Task to carry out> Go through the entries below and write each one out exactly.

--- Start ---

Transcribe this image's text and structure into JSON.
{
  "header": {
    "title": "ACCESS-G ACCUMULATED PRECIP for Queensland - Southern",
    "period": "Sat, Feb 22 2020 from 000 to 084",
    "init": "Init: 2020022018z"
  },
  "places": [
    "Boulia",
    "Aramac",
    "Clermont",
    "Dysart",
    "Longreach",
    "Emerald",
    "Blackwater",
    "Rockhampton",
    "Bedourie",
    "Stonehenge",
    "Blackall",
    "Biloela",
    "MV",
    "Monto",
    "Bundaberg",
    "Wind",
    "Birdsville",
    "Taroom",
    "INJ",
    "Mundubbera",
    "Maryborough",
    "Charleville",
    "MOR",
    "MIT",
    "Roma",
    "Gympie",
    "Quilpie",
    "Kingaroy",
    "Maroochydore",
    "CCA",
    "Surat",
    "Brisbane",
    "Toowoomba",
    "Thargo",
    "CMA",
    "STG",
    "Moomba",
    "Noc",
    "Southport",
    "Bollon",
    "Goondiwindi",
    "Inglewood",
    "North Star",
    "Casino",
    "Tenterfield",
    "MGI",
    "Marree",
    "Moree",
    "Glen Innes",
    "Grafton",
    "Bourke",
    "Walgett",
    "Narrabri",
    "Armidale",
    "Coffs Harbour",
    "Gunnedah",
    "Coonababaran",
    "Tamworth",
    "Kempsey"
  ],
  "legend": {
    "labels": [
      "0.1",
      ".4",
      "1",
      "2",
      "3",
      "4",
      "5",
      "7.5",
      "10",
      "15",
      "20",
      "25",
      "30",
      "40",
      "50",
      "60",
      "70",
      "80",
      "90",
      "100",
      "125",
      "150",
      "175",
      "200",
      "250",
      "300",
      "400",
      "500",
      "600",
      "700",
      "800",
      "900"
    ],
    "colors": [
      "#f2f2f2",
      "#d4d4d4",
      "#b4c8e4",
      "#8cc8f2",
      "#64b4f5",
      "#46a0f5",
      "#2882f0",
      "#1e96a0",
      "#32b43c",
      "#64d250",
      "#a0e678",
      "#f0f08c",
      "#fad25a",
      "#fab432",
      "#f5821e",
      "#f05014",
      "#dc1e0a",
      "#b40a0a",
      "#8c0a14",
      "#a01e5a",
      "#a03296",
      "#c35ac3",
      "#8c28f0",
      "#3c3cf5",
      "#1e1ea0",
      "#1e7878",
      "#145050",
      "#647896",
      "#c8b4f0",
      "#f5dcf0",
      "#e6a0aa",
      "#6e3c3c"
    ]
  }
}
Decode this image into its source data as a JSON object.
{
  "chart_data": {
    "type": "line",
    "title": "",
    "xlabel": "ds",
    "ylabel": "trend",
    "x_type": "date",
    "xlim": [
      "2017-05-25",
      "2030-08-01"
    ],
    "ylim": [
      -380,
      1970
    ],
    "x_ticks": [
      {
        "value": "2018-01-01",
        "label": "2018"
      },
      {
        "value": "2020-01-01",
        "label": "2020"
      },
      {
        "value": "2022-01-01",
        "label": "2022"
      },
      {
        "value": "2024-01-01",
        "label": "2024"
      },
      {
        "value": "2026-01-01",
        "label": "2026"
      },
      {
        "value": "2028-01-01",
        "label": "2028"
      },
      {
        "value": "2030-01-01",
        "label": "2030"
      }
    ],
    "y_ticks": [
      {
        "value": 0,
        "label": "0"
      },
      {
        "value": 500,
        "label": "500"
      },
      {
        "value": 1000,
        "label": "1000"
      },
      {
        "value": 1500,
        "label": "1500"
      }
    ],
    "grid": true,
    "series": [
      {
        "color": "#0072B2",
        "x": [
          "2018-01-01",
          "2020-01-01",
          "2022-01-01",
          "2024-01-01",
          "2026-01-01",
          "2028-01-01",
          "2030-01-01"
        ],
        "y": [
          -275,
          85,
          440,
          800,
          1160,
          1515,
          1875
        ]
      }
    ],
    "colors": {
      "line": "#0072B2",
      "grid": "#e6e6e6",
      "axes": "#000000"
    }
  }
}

--- End ---

Answer to this problem>
Transcribe this image's text and structure into JSON.
{
  "header": {
    "title": "ACCESS-G ACCUMULATED PRECIP for Queensland - Southern",
    "period": "Sat, Feb 22 2020 from 000 to 084",
    "init": "Init: 2020022018z"
  },
  "places": [
    "Boulia",
    "Aramac",
    "Clermont",
    "Dysart",
    "Longreach",
    "Emerald",
    "Blackwater",
    "Rockhampton",
    "Bedourie",
    "Stonehenge",
    "Blackall",
    "Biloela",
    "MV",
    "Monto",
    "Bundaberg",
    "Wind",
    "Birdsville",
    "Taroom",
    "INJ",
    "Mundubbera",
    "Maryborough",
    "Charleville",
    "MOR",
    "MIT",
    "Roma",
    "Gympie",
    "Quilpie",
    "Kingaroy",
    "Maroochydore",
    "CCA",
    "Surat",
    "Brisbane",
    "Toowoomba",
    "Thargo",
    "CMA",
    "STG",
    "Moomba",
    "Noc",
    "Southport",
    "Bollon",
    "Goondiwindi",
    "Inglewood",
    "North Star",
    "Casino",
    "Tenterfield",
    "MGI",
    "Marree",
    "Moree",
    "Glen Innes",
    "Grafton",
    "Bourke",
    "Walgett",
    "Narrabri",
    "Armidale",
    "Coffs Harbour",
    "Gunnedah",
    "Coonababaran",
    "Tamworth",
    "Kempsey"
  ],
  "legend": {
    "labels": [
      "0.1",
      ".4",
      "1",
      "2",
      "3",
      "4",
      "5",
      "7.5",
      "10",
      "15",
      "20",
      "25",
      "30",
      "40",
      "50",
      "60",
      "70",
      "80",
      "90",
      "100",
      "125",
      "150",
      "175",
      "200",
      "250",
      "300",
      "400",
      "500",
      "600",
      "700",
      "800",
      "900"
    ],
    "colors": [
      "#f2f2f2",
      "#d4d4d4",
      "#b4c8e4",
      "#8cc8f2",
      "#64b4f5",
      "#46a0f5",
      "#2882f0",
      "#1e96a0",
      "#32b43c",
      "#64d250",
      "#a0e678",
      "#f0f08c",
      "#fad25a",
      "#fab432",
      "#f5821e",
      "#f05014",
      "#dc1e0a",
      "#b40a0a",
      "#8c0a14",
      "#a01e5a",
      "#a03296",
      "#c35ac3",
      "#8c28f0",
      "#3c3cf5",
      "#1e1ea0",
      "#1e7878",
      "#145050",
      "#647896",
      "#c8b4f0",
      "#f5dcf0",
      "#e6a0aa",
      "#6e3c3c"
    ]
  }
}
Decode this image into its source data as a JSON object.
{
  "chart_data": {
    "type": "line",
    "title": "",
    "xlabel": "ds",
    "ylabel": "trend",
    "x_type": "date",
    "xlim": [
      "2017-05-25",
      "2030-08-01"
    ],
    "ylim": [
      -380,
      1970
    ],
    "x_ticks": [
      {
        "value": "2018-01-01",
        "label": "2018"
      },
      {
        "value": "2020-01-01",
        "label": "2020"
      },
      {
        "value": "2022-01-01",
        "label": "2022"
      },
      {
        "value": "2024-01-01",
        "label": "2024"
      },
      {
        "value": "2026-01-01",
        "label": "2026"
      },
      {
        "value": "2028-01-01",
        "label": "2028"
      },
      {
        "value": "2030-01-01",
        "label": "2030"
      }
    ],
    "y_ticks": [
      {
        "value": 0,
        "label": "0"
      },
      {
        "value": 500,
        "label": "500"
      },
      {
        "value": 1000,
        "label": "1000"
      },
      {
        "value": 1500,
        "label": "1500"
      }
    ],
    "grid": true,
    "series": [
      {
        "color": "#0072B2",
        "x": [
          "2018-01-01",
          "2020-01-01",
          "2022-01-01",
          "2024-01-01",
          "2026-01-01",
          "2028-01-01",
          "2030-01-01"
        ],
        "y": [
          -275,
          85,
          440,
          800,
          1160,
          1515,
          1875
        ]
      }
    ],
    "colors": {
      "line": "#0072B2",
      "grid": "#e6e6e6",
      "axes": "#000000"
    }
  }
}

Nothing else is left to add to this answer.